(SET TASK 1)
In the DeepSquare overview, what does the DeepSquare Grid use to distribute and execute computational tasks efficiently?
(SET TASK 2)
Please echo the DeepSquare overview starting with "High Performance Computing (HPC) extends" and going on through "interconnected supercomputer grids.".
(SET TASK 3)
List every high-stakes computation that the DeepSquare overview names as a use of supercomputers.

(SOURCE PASSAGE)
>> BEGIN
Skip to main content

Understanding DeepSquare and HPC

As you step into the world of DeepSquare and distributed high performance computing (HPC), there are a few fundamental concepts that will help you grasp our operations more effectively. Here, we present you an overview of these concepts.

Supercomputing and HPC

Supercomputers represent the pinnacle of computational capability, utilizing parallel processors to excel in tasks such as intricate simulations, extensive data analysis, and complex problem-solving at exceptionally high speeds. Used in high-stakes computations like weather forecasting, climate research, quantum mechanics, and cryptography, their utilization has traditionally been restricted to certain scientific and governmental entities due to costs and complexity.


The IBM Blue Gene/P supercomputer "Intrepid" at Argonne National Laboratory.

High Performance Computing (HPC) extends the capabilities of supercomputing by leveraging advanced technologies, including supercomputers, for handling complex and computationally intensive tasks. Unlike supercomputing, which emphasizes the most powerful machines, HPC strives to optimize performance across a range of systems, from server clusters to extensive interconnected supercomputer grids.

HPC plays a crucial role in sectors demanding swift and accurate processing of large datasets. The advent of cloud-based HPC has democratized access to high-performance computing resources, offering on-demand availability and reducing the necessity for significant hardware investments and data center management.

To summarize, while all supercomputers are part of HPC, HPC goes beyond supercomputers, incorporating various technologies and strategies to achieve the highest level of computational performance.

Democratizing HPC with the DeepSquare Grid


As supercomputing is only accessible to a handful of people, DeepSquare aims to make supercomputing accessible to everyone, thanks to the DeepSquare Grid.

The DeepSquare Grid is a global network of computational resources. This network represents a signifies a substantial advancement in distributed computing, providing users with access to a diverse range of supercomputers and HPC resources worldwide. Utilizing a decentralized architecture and meta-scheduling techniques, the DeepSquare Grid facilitates the efficient distribution and execution of computational tasks, fostering a new age of collaborative computing.
>> END
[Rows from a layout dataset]
>> BEGIN
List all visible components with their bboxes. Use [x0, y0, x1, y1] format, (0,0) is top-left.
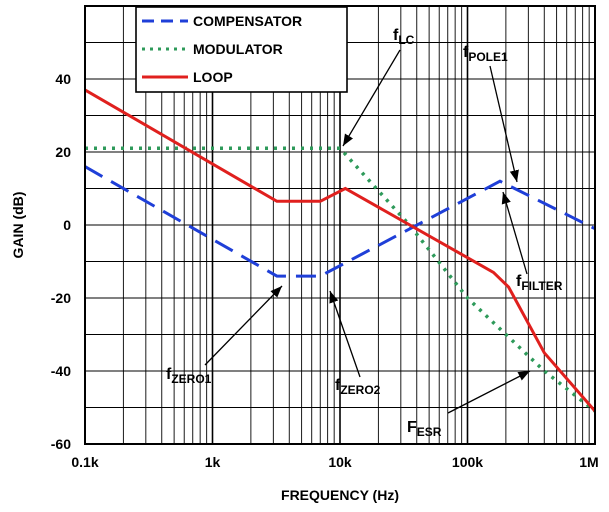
annotation-arrow-fesr: [447, 370, 531, 414]
annotation-arrow-flc: [342, 49, 401, 147]
annotation-label-fzero1: fZERO1: [166, 366, 212, 386]
legend-label-loop: LOOP: [193, 69, 233, 85]
annotation-label-ffilter: fFILTER: [516, 273, 563, 293]
y-tick-label: -60: [51, 436, 71, 452]
series-line-loop: [84, 88, 597, 413]
annotation-label-fesr: FESR: [407, 419, 442, 439]
tick-labels: 0.1k 1k 10k 100k 1M 40 20 0 -20 -40 -60: [51, 71, 599, 470]
y-tick-label: -20: [51, 290, 71, 306]
legend-label-compensator: COMPENSATOR: [193, 13, 302, 29]
x-tick-label: 0.1k: [71, 454, 98, 470]
y-tick-label: 0: [63, 217, 71, 233]
series-group: [84, 88, 597, 413]
plot-frame: [84, 5, 596, 445]
annotation-arrow-fpole1: [489, 65, 519, 183]
x-tick-label: 1k: [205, 454, 221, 470]
y-tick-label: 40: [55, 71, 71, 87]
x-tick-label: 1M: [579, 454, 598, 470]
annotations: fLC fPOLE1 fFILTER fZERO1 fZERO2 FESR: [166, 27, 563, 439]
annotation-label-fzero2: fZERO2: [335, 377, 381, 397]
y-tick-label: 20: [55, 144, 71, 160]
annotation-label-fpole1: fPOLE1: [463, 44, 508, 64]
legend: COMPENSATOR MODULATOR LOOP: [135, 6, 348, 93]
y-axis-title: GAIN (dB): [10, 192, 26, 259]
annotation-label-flc: fLC: [393, 27, 415, 47]
annotation-arrow-fzero1: [204, 285, 283, 366]
legend-label-modulator: MODULATOR: [193, 41, 283, 57]
y-tick-label: -40: [51, 363, 71, 379]
annotation-arrow-fzero2: [329, 290, 361, 378]
x-tick-label: 10k: [328, 454, 352, 470]
x-tick-label: 100k: [452, 454, 483, 470]
series-line-modulator: [85, 146, 597, 413]
x-axis-title: FREQUENCY (Hz): [281, 487, 399, 503]
annotation-arrow-ffilter: [501, 191, 528, 275]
>> END
(WRITTEN REPLY 1)
A decentralized architecture and meta-scheduling techniques.

(WRITTEN REPLY 2)
High Performance Computing (HPC) extends the capabilities of supercomputing by leveraging advanced technologies, including supercomputers, for handling complex and computationally intensive tasks. Unlike supercomputing, which emphasizes the most powerful machines, HPC strives to optimize performance across a range of systems, from server clusters to extensive interconnected supercomputer grids.

(WRITTEN REPLY 3)
Weather forecasting, climate research, quantum mechanics, cryptography